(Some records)
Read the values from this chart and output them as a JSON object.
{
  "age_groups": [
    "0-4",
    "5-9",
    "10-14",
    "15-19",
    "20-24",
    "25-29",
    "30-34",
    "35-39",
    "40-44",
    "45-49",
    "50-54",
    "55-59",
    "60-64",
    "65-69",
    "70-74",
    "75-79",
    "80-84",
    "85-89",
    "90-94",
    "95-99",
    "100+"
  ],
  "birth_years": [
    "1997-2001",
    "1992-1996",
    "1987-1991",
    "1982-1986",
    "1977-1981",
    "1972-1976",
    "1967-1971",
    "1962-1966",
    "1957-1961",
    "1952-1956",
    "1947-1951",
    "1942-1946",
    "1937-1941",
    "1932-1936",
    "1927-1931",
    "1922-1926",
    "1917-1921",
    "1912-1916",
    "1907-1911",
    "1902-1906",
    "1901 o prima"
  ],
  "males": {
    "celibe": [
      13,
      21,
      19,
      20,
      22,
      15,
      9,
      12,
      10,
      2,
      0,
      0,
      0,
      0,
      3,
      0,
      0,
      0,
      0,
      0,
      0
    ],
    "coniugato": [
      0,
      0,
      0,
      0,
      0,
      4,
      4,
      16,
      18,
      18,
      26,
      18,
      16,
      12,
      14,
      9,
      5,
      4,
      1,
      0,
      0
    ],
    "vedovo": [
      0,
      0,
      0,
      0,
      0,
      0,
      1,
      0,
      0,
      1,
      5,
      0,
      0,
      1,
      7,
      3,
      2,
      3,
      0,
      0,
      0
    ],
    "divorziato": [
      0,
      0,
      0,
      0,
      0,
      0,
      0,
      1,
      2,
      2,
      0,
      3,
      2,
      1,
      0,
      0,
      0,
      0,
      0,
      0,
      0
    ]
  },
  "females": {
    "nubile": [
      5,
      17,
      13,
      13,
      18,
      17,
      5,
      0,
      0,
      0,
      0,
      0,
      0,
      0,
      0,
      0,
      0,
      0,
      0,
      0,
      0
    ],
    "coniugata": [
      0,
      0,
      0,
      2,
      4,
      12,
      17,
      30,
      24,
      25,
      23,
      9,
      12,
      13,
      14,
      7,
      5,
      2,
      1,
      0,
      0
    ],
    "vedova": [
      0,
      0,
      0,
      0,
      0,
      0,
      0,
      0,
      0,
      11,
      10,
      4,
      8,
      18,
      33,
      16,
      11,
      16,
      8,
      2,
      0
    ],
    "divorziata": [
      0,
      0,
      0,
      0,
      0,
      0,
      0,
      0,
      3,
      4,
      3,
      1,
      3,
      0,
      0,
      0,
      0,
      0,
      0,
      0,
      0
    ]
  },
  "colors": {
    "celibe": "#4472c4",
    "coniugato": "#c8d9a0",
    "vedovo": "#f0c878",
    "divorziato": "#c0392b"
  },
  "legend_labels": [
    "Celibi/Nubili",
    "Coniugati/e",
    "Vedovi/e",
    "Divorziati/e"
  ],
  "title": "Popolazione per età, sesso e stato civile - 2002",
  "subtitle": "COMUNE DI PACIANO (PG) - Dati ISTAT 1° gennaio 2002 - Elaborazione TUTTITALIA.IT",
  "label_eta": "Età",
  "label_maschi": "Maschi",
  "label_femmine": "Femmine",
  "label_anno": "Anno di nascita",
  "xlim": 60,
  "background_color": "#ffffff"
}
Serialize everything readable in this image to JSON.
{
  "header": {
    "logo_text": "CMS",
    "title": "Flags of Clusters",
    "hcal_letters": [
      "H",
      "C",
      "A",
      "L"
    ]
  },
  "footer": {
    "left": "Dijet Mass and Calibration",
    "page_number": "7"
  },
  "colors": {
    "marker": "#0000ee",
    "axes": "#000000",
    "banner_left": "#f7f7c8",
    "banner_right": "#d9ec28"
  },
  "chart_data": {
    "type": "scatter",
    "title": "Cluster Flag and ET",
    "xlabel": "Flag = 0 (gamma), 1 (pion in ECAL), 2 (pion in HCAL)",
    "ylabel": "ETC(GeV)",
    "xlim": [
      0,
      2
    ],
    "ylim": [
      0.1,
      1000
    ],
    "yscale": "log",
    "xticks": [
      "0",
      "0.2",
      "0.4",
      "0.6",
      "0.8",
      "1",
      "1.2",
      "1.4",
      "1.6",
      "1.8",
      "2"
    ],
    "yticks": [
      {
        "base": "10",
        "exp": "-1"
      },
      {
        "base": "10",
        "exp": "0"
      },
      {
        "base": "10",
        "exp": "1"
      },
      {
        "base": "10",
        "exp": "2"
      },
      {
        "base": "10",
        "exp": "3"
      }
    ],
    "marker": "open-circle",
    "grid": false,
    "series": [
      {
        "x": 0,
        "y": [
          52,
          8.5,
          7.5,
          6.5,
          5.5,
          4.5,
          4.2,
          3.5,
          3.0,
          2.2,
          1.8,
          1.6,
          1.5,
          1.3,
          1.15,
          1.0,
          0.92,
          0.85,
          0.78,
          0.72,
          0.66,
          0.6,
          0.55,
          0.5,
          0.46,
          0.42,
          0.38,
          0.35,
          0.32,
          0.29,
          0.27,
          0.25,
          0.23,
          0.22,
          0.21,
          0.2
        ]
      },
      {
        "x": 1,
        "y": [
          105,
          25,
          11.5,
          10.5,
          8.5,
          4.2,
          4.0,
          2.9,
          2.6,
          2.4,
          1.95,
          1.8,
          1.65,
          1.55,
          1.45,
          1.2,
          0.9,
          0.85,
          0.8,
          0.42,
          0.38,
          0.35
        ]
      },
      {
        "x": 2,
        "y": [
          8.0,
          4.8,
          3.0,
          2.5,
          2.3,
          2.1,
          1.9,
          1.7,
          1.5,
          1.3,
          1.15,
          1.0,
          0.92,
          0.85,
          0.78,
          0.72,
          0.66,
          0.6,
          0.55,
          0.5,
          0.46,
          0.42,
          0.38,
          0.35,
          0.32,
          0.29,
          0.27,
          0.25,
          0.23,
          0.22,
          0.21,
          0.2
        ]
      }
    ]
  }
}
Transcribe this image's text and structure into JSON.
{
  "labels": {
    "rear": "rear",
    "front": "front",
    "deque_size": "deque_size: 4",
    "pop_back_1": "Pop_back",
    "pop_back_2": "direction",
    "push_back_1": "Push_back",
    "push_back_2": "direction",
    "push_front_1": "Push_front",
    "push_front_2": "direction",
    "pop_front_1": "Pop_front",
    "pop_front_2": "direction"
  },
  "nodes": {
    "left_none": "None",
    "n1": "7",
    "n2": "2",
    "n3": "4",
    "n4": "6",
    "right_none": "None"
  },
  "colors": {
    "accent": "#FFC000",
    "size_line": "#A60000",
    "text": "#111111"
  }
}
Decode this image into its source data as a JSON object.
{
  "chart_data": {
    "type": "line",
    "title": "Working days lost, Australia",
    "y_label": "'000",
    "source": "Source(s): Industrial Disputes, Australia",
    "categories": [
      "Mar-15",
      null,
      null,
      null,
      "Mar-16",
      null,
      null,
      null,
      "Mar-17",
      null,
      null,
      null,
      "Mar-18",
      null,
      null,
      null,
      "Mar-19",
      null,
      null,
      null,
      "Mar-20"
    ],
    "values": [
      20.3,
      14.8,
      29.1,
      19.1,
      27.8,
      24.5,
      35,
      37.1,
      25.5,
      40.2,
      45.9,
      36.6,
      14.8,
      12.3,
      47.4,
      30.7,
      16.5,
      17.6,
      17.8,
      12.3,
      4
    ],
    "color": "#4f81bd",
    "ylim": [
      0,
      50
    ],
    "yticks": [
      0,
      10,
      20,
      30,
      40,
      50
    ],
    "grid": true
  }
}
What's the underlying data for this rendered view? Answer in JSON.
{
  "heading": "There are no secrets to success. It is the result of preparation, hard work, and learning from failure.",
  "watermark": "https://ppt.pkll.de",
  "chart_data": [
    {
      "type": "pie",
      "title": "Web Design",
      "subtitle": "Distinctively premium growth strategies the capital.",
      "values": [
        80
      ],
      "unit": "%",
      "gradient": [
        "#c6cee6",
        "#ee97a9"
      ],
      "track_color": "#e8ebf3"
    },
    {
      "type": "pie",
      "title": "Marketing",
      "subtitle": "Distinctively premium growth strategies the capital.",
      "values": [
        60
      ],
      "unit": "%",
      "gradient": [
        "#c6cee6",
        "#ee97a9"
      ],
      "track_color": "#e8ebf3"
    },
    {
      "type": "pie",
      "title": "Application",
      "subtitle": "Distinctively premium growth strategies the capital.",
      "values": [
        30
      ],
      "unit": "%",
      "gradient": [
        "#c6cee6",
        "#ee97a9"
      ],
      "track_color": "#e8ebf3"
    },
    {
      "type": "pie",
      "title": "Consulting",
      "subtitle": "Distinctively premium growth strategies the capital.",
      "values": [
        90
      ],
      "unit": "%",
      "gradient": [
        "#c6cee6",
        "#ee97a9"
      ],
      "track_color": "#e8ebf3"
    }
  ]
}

### TASK TO CARRY OUT:
Only lines with the string "image" belong in your answer; copy each one.

### IN RESPONSE:
Serialize everything readable in this image to JSON.
Transcribe this image's text and structure into JSON.
Decode this image into its source data as a JSON object.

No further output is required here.